Write each record again exactly as it stands.

* **Items from a figure collection**:
------------------------------------
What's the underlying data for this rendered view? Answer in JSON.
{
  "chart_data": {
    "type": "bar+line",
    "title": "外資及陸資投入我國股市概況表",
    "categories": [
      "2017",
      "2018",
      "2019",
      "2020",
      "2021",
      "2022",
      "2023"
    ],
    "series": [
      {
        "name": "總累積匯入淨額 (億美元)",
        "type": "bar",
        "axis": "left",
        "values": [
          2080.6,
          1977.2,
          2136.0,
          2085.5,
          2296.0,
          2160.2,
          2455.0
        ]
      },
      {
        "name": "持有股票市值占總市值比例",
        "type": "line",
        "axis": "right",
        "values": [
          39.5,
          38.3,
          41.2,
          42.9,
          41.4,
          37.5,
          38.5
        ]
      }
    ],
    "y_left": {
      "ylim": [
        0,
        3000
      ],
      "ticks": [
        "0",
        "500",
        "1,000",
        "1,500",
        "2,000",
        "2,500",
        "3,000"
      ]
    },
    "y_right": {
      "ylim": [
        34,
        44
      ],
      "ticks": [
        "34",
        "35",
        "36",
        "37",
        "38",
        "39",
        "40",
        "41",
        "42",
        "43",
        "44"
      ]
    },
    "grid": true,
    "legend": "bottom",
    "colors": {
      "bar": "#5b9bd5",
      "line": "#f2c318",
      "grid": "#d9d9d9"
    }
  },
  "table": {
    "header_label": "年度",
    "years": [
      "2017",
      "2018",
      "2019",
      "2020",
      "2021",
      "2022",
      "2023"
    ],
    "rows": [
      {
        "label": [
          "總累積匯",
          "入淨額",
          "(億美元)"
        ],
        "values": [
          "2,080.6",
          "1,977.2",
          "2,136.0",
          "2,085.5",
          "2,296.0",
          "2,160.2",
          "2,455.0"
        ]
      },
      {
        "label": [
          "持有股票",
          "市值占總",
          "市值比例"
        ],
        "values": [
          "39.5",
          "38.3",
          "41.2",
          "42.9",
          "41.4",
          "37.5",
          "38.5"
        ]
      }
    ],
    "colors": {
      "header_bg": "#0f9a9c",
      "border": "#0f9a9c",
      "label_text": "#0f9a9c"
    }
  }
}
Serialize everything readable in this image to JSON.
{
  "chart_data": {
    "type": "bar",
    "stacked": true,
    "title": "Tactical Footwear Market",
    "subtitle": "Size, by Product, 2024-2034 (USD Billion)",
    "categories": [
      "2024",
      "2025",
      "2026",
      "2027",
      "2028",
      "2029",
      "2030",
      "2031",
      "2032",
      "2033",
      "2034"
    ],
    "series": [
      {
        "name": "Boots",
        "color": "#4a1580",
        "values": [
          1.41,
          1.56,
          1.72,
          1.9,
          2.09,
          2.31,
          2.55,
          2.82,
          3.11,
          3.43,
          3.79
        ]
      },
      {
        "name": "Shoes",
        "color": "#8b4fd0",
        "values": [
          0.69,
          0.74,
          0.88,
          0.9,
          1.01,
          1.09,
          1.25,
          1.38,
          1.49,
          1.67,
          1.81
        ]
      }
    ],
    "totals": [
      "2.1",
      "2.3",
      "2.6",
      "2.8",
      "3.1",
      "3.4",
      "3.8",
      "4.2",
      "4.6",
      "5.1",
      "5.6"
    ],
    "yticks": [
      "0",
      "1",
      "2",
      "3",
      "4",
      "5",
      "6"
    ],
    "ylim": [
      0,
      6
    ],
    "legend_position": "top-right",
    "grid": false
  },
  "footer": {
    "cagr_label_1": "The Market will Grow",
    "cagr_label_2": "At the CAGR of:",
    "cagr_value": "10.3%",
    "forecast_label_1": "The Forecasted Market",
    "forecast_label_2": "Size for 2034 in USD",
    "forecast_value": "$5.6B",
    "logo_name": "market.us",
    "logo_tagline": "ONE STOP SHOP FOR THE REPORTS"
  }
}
------------------------------------
* **Reply**:
What's the underlying data for this rendered view? Answer in JSON.
{
  "chart_data": {
    "type": "bar+line",
    "title": "外資及陸資投入我國股市概況表",
    "categories": [
      "2017",
      "2018",
      "2019",
      "2020",
      "2021",
      "2022",
      "2023"
    ],
    "series": [
      {
        "name": "總累積匯入淨額 (億美元)",
        "type": "bar",
        "axis": "left",
        "values": [
          2080.6,
          1977.2,
          2136.0,
          2085.5,
          2296.0,
          2160.2,
          2455.0
        ]
      },
      {
        "name": "持有股票市值占總市值比例",
        "type": "line",
        "axis": "right",
        "values": [
          39.5,
          38.3,
          41.2,
          42.9,
          41.4,
          37.5,
          38.5
        ]
      }
    ],
    "y_left": {
      "ylim": [
        0,
        3000
      ],
      "ticks": [
        "0",
        "500",
        "1,000",
        "1,500",
        "2,000",
        "2,500",
        "3,000"
      ]
    },
    "y_right": {
      "ylim": [
        34,
        44
      ],
      "ticks": [
        "34",
        "35",
        "36",
        "37",
        "38",
        "39",
        "40",
        "41",
        "42",
        "43",
        "44"
      ]
    },
    "grid": true,
    "legend": "bottom",
    "colors": {
      "bar": "#5b9bd5",
      "line": "#f2c318",
      "grid": "#d9d9d9"
    }
  },
  "table": {
    "header_label": "年度",
    "years": [
      "2017",
      "2018",
      "2019",
      "2020",
      "2021",
      "2022",
      "2023"
    ],
    "rows": [
      {
        "label": [
          "總累積匯",
          "入淨額",
          "(億美元)"
        ],
        "values": [
          "2,080.6",
          "1,977.2",
          "2,136.0",
          "2,085.5",
          "2,296.0",
          "2,160.2",
          "2,455.0"
        ]
      },
      {
        "label": [
          "持有股票",
          "市值占總",
          "市值比例"
        ],
        "values": [
          "39.5",
          "38.3",
          "41.2",
          "42.9",
          "41.4",
          "37.5",
          "38.5"
        ]
      }
    ],
    "colors": {
      "header_bg": "#0f9a9c",
      "border": "#0f9a9c",
      "label_text": "#0f9a9c"
    }
  }
}
Serialize everything readable in this image to JSON.
{
  "chart_data": {
    "type": "bar",
    "stacked": true,
    "title": "Tactical Footwear Market",
    "subtitle": "Size, by Product, 2024-2034 (USD Billion)",
    "categories": [
      "2024",
      "2025",
      "2026",
      "2027",
      "2028",
      "2029",
      "2030",
      "2031",
      "2032",
      "2033",
      "2034"
    ],
    "series": [
      {
        "name": "Boots",
        "color": "#4a1580",
        "values": [
          1.41,
          1.56,
          1.72,
          1.9,
          2.09,
          2.31,
          2.55,
          2.82,
          3.11,
          3.43,
          3.79
        ]
      },
      {
        "name": "Shoes",
        "color": "#8b4fd0",
        "values": [
          0.69,
          0.74,
          0.88,
          0.9,
          1.01,
          1.09,
          1.25,
          1.38,
          1.49,
          1.67,
          1.81
        ]
      }
    ],
    "totals": [
      "2.1",
      "2.3",
      "2.6",
      "2.8",
      "3.1",
      "3.4",
      "3.8",
      "4.2",
      "4.6",
      "5.1",
      "5.6"
    ],
    "yticks": [
      "0",
      "1",
      "2",
      "3",
      "4",
      "5",
      "6"
    ],
    "ylim": [
      0,
      6
    ],
    "legend_position": "top-right",
    "grid": false
  },
  "footer": {
    "cagr_label_1": "The Market will Grow",
    "cagr_label_2": "At the CAGR of:",
    "cagr_value": "10.3%",
    "forecast_label_1": "The Forecasted Market",
    "forecast_label_2": "Size for 2034 in USD",
    "forecast_value": "$5.6B",
    "logo_name": "market.us",
    "logo_tagline": "ONE STOP SHOP FOR THE REPORTS"
  }
}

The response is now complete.